▶ _Document excerpt_:
###

Germany has already begun to work on WikiLeaks allegations that Washington used the US consulate in Berlin to launch hacking attacks.

WikiLeaks also claimed that nearly all of the CIA's cyber tools have been stolen and are potentially in the hands of foreign spies and former US government hackers and contractors.

The agency has refused to confirm the authenticity of the documents but said in a statement that it was “legally prohibited from conducting electronic surveillance targeting individuals here at home, including our fellow Americans, and CIA does not do so.”

No ‘absolute privacy’ in US

Meanwhile, FBI Director James Comey warned during a Boston College conference that “absolute privacy” was non-existent in the US.

“All of us have a reasonable expectation of privacy in our homes, in our cars, and in our devices. But it also means with good reason, in court, government, through law enforcement, can invade our private spaces,” Comey told the 2017 Boston Conference on Cyber Security.

FBI Director James Comey speaks to guests at the "First Boston Conference on Cyber Security" at Boston College, in Boston, Massachusetts, March 8, 2017. (Photo by AFP)

The explosive leaks provide potential ammunition to supporters of President Donald Trump, who claim the alleged Russian hacking attacks against the 2016 presidential election could be a false-flag operation carried out by his domestic foes.

The WikiLeaks dump came amid an ongoing feud between Trump and the US intelligence community over Russia’s alleged efforts to influence the November election in favor of the Republican billionaire.

White House Press Secretary Sean Spicer denounced WikiLeaks’ move, saying it was “the kind of disclosure that undermines our security, our country and our well-being.”

The website claimed that the Tuesday dump was “less than 1%” of a massive archive it has code-named “Vault 7.”

###

▶ _Task directions_:
According to the WikiLeaks article, what code name did the website give to the massive archive from which the Tuesday dump came? The records have nothing to do with the WikiLeaks article.

▶ _Supplied records_:

###

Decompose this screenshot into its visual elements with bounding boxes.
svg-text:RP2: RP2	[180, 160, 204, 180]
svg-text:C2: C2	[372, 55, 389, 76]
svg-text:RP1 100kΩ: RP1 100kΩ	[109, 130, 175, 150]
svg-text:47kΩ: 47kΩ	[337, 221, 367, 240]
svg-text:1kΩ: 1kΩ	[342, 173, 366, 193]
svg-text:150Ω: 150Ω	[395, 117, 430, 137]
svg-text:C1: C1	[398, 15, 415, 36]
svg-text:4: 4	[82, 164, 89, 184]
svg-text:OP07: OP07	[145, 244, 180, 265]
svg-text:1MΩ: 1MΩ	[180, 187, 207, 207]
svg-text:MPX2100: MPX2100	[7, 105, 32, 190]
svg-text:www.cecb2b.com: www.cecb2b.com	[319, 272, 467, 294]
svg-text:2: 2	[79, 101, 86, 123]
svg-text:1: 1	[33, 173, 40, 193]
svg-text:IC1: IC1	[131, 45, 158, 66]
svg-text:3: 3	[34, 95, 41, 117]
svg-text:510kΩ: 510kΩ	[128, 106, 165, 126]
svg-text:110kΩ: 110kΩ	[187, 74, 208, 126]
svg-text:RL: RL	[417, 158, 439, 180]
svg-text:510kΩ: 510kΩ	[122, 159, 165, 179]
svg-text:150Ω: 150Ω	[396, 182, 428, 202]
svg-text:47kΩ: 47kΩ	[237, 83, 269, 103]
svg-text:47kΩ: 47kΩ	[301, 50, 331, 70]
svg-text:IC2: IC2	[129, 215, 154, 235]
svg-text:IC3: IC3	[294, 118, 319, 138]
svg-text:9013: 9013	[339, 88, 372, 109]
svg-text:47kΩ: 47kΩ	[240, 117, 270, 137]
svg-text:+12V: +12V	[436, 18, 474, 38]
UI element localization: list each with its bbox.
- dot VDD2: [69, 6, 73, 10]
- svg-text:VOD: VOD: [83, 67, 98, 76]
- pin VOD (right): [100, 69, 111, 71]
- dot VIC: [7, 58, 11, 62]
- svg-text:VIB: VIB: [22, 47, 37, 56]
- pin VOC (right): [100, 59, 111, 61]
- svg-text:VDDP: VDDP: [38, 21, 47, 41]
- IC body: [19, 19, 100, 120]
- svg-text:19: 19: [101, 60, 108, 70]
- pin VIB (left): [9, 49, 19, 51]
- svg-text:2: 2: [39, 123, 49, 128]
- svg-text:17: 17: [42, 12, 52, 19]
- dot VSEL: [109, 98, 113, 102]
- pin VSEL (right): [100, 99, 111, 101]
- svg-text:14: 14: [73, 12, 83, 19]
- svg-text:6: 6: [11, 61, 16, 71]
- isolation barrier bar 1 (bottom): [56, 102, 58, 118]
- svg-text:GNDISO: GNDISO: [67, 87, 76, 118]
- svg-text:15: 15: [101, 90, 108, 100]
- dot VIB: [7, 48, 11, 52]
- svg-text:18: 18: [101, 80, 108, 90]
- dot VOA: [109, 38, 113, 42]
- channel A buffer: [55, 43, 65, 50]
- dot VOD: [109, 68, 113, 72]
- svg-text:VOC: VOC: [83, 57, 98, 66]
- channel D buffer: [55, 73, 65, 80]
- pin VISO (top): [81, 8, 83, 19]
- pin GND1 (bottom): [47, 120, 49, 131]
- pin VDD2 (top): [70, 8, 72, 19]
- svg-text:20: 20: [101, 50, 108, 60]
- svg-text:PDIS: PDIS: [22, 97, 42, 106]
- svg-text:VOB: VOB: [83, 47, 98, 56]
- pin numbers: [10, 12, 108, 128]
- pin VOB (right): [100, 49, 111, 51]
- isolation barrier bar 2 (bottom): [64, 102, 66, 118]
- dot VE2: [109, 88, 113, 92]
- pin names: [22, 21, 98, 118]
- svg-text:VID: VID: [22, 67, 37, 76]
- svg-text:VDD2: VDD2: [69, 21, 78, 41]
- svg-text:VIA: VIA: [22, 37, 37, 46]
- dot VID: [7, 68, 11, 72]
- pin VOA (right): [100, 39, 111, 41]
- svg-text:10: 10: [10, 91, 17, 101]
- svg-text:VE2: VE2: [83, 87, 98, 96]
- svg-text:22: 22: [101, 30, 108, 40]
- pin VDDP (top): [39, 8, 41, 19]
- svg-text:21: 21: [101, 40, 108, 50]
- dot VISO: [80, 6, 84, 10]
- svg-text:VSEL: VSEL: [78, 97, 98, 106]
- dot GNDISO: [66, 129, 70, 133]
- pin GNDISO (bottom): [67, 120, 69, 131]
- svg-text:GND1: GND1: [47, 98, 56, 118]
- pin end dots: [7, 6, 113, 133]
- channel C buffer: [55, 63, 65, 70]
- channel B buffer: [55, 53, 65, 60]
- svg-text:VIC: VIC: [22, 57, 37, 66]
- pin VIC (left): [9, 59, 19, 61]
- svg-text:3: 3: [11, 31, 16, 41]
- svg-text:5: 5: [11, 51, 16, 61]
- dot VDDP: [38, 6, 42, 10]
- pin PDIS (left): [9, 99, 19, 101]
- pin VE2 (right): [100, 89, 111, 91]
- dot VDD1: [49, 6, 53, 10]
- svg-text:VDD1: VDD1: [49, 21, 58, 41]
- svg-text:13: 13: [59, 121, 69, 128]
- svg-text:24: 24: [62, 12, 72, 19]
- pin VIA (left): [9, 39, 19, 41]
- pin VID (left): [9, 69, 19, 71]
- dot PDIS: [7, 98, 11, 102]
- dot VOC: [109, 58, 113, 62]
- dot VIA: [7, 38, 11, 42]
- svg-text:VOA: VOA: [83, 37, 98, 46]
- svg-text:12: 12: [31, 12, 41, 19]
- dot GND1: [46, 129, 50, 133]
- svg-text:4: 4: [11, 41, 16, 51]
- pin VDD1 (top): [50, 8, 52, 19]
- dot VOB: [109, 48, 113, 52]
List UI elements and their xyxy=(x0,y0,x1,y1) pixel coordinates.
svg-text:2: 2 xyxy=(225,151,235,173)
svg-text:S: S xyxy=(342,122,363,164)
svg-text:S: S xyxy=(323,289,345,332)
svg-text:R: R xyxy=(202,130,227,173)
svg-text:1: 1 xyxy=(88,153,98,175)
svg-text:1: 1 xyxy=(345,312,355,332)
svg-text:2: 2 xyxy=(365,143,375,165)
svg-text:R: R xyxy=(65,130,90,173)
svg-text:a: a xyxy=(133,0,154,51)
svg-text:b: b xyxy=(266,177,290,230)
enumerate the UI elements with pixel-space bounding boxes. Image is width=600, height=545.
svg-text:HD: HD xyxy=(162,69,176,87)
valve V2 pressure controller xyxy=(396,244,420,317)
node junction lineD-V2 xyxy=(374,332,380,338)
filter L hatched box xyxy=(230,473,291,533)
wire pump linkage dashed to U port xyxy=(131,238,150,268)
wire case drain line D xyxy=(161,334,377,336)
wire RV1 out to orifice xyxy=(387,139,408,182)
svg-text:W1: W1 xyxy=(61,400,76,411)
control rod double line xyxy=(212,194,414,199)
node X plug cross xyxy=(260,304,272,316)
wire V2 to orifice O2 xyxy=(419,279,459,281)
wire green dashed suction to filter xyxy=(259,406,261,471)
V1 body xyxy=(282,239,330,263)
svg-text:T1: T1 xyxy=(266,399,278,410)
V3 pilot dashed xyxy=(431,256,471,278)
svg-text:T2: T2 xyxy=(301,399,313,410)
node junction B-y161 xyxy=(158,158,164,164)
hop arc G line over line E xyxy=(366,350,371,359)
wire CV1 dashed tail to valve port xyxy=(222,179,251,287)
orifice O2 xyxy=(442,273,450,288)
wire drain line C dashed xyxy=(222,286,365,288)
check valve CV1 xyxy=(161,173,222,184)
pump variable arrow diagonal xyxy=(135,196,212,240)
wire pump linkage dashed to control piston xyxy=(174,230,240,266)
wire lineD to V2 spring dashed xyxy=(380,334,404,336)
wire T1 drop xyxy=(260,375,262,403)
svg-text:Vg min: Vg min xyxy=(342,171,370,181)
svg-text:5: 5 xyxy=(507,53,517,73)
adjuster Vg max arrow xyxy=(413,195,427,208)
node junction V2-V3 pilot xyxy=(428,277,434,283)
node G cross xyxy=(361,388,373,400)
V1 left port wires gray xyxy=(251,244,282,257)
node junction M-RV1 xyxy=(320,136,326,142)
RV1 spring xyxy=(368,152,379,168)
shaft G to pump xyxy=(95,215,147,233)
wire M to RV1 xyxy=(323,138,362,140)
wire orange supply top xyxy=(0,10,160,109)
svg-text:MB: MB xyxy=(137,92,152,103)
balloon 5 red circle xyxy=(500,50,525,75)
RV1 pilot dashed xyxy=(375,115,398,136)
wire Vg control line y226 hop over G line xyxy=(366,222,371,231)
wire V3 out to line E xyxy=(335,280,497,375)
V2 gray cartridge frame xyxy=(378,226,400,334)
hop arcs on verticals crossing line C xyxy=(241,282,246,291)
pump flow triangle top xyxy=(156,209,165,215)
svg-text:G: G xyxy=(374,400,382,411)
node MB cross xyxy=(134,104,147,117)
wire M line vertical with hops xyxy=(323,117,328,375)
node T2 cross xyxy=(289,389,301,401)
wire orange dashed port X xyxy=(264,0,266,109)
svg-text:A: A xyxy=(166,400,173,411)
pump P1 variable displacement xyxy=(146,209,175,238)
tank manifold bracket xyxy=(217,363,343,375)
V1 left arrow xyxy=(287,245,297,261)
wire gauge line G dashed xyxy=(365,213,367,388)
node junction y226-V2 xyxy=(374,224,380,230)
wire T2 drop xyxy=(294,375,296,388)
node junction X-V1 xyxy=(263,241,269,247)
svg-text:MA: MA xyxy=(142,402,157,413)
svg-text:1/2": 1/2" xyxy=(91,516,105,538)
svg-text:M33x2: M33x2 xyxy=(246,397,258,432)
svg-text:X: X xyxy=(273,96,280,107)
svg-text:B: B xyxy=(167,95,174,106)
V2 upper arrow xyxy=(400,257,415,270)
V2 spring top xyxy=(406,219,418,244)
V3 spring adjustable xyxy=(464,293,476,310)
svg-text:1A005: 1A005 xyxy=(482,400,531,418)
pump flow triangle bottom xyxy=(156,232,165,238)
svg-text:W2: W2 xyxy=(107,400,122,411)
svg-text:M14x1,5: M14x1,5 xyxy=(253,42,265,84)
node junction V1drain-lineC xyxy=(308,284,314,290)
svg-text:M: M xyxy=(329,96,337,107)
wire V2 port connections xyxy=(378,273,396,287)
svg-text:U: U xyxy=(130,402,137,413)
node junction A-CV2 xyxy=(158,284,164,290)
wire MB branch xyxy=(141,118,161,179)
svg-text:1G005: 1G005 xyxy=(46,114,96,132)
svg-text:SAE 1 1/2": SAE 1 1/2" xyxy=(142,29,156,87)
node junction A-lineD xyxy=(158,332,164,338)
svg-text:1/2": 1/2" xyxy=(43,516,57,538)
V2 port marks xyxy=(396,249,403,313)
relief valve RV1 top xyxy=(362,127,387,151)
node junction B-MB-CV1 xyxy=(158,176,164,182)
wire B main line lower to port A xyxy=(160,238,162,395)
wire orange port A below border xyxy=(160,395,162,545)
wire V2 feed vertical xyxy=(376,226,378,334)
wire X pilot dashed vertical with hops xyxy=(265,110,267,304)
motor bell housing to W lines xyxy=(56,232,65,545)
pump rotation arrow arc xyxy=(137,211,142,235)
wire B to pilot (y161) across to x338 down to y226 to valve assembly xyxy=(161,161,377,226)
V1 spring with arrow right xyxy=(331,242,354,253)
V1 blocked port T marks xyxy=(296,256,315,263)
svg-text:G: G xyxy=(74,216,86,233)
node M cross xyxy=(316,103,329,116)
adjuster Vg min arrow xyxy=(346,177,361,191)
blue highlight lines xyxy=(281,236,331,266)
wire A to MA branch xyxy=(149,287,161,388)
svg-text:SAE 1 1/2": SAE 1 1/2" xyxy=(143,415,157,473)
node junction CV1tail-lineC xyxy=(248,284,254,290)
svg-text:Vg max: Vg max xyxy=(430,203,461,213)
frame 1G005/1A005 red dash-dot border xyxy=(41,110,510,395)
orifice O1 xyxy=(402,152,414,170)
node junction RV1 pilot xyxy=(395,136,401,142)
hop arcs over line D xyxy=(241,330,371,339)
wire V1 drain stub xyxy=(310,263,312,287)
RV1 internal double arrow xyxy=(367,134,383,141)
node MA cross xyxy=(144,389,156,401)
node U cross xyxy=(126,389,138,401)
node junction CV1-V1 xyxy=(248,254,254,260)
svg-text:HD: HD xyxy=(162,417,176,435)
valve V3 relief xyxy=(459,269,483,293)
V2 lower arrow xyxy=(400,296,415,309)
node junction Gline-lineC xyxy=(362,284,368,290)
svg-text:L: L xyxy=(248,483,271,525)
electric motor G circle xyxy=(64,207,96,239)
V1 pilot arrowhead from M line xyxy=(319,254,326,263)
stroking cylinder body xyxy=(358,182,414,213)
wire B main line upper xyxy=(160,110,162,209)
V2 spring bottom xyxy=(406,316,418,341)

###

▶ _Response area_:
Vault 7